**OBJECTIVE**
Tally the lines of the listing that contain the string "相關資產價格". Give the number and nothing else.

-- begin DATA ROWS --

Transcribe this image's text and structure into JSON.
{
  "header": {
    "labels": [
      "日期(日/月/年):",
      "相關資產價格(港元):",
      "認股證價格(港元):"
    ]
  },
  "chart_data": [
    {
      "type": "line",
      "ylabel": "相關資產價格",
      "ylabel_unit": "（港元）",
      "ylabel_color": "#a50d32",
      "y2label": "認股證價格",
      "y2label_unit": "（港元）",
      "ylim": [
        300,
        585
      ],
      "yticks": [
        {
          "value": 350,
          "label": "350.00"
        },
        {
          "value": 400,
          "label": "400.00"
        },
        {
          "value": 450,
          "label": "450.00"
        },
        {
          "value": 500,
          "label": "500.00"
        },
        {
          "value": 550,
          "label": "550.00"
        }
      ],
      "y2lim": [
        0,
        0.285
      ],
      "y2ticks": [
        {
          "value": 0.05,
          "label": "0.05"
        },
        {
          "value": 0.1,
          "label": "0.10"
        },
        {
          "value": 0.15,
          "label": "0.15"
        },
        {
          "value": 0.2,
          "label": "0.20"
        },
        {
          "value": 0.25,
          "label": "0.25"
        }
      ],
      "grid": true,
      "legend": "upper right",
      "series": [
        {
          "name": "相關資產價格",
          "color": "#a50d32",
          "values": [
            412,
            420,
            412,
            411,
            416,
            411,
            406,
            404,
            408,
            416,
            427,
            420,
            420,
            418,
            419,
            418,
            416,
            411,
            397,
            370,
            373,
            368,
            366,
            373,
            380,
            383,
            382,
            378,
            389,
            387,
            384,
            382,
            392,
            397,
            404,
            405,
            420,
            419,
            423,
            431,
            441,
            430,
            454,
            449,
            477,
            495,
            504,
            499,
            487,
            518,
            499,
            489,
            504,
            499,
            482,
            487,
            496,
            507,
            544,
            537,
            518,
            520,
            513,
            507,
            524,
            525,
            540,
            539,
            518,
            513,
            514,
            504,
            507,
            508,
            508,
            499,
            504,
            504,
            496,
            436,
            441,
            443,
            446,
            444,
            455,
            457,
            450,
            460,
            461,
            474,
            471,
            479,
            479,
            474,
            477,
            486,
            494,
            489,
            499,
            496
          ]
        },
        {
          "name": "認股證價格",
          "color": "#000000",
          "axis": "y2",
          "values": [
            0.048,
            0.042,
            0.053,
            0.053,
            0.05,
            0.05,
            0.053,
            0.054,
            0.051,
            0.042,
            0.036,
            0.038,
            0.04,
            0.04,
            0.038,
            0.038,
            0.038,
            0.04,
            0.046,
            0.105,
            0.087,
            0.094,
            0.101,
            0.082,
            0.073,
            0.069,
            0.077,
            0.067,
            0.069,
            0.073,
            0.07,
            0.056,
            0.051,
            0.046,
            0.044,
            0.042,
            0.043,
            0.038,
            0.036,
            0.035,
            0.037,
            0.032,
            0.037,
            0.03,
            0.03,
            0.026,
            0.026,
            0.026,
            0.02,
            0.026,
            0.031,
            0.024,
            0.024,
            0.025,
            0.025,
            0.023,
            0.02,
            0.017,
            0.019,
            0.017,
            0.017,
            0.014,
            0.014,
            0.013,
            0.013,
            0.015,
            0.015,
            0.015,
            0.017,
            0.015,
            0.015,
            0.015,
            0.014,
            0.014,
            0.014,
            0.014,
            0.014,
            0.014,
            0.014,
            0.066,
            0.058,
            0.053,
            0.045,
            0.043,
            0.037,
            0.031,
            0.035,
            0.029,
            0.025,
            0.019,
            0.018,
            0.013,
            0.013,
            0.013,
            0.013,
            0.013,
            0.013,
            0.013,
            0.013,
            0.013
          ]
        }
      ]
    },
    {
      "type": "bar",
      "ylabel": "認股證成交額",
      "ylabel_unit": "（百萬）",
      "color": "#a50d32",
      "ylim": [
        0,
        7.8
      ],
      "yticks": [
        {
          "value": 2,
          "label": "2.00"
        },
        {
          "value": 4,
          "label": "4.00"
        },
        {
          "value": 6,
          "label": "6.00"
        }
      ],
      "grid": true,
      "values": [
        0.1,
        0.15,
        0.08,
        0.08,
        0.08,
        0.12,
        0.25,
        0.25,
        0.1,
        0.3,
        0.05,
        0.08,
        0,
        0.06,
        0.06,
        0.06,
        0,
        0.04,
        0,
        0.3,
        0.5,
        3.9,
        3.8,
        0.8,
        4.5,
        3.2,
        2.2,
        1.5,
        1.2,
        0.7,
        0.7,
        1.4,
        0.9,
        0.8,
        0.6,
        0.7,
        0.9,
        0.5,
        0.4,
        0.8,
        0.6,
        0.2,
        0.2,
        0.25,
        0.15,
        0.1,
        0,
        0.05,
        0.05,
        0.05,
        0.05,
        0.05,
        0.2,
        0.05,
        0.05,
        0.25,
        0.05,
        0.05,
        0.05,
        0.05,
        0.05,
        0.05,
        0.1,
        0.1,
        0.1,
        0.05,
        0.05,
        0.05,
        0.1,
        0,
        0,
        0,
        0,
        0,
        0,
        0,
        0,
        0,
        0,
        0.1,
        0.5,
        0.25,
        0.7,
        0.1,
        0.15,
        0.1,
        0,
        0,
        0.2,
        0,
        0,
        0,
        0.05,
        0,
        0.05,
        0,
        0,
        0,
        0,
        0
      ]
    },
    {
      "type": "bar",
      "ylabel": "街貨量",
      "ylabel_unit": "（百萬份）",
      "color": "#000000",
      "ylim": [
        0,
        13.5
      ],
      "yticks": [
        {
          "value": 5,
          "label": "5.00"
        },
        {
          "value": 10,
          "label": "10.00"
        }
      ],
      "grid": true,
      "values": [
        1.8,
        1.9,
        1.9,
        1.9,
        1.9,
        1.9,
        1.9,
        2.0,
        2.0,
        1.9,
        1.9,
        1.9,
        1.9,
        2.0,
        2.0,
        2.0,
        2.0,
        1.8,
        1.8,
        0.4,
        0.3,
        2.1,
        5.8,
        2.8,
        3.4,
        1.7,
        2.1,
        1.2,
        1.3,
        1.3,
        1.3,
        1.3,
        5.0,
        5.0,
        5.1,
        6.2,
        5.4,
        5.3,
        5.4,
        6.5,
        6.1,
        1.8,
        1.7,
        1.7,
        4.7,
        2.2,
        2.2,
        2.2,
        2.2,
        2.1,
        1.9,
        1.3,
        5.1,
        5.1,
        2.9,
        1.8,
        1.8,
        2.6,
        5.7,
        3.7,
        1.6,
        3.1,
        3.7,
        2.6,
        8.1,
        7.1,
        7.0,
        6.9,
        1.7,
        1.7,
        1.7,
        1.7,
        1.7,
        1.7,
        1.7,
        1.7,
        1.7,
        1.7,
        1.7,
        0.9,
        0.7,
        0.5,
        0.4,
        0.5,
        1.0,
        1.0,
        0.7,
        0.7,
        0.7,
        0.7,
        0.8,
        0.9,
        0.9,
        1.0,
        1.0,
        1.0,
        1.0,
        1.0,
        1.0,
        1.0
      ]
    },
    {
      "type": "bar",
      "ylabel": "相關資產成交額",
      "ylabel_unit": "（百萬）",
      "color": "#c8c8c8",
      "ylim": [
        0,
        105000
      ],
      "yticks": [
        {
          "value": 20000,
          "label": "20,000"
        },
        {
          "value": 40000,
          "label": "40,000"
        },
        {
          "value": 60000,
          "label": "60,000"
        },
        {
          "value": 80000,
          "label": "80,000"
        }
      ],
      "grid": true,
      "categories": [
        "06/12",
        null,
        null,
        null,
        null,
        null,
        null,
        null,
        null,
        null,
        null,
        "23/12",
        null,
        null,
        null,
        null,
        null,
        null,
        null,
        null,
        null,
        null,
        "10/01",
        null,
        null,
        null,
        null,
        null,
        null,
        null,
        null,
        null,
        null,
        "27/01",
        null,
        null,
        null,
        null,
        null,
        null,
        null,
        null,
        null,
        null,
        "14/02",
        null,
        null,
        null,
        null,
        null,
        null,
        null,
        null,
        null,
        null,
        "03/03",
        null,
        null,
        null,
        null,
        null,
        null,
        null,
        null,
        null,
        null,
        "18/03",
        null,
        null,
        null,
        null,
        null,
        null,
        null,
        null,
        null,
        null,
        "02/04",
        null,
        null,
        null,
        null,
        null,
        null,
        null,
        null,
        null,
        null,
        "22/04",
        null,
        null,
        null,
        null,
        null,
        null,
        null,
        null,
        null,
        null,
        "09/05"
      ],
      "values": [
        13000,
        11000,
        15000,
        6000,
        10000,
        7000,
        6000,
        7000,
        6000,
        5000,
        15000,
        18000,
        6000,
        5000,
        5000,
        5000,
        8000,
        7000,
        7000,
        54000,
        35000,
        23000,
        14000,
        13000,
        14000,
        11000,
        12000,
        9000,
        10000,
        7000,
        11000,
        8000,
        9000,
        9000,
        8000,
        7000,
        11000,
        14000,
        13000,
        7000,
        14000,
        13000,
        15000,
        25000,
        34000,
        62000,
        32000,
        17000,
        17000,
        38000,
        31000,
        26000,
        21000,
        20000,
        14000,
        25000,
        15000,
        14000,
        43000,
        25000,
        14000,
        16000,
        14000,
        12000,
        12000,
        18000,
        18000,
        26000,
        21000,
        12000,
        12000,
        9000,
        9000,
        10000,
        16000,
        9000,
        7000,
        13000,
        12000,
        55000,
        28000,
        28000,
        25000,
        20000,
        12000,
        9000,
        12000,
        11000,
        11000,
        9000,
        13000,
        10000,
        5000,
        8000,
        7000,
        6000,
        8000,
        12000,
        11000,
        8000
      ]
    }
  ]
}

-- end DATA ROWS --

**THE RESPONSE**
3